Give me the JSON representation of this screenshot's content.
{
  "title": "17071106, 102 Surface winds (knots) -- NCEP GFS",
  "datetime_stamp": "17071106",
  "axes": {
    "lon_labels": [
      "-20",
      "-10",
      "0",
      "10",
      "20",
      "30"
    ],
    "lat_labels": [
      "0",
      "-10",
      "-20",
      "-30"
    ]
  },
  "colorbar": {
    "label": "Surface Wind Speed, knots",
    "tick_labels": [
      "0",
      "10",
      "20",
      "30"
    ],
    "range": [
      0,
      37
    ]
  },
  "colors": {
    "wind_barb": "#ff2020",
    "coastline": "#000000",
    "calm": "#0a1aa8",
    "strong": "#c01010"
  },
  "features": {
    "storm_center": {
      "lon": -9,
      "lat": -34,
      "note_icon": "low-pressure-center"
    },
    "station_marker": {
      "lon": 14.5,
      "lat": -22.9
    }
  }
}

Exercise goal
Make an exact copy of every entry.

Result for this task
Give me the JSON representation of this screenshot's content.
{
  "title": "17071106, 102 Surface winds (knots) -- NCEP GFS",
  "datetime_stamp": "17071106",
  "axes": {
    "lon_labels": [
      "-20",
      "-10",
      "0",
      "10",
      "20",
      "30"
    ],
    "lat_labels": [
      "0",
      "-10",
      "-20",
      "-30"
    ]
  },
  "colorbar": {
    "label": "Surface Wind Speed, knots",
    "tick_labels": [
      "0",
      "10",
      "20",
      "30"
    ],
    "range": [
      0,
      37
    ]
  },
  "colors": {
    "wind_barb": "#ff2020",
    "coastline": "#000000",
    "calm": "#0a1aa8",
    "strong": "#c01010"
  },
  "features": {
    "storm_center": {
      "lon": -9,
      "lat": -34,
      "note_icon": "low-pressure-center"
    },
    "station_marker": {
      "lon": 14.5,
      "lat": -22.9
    }
  }
}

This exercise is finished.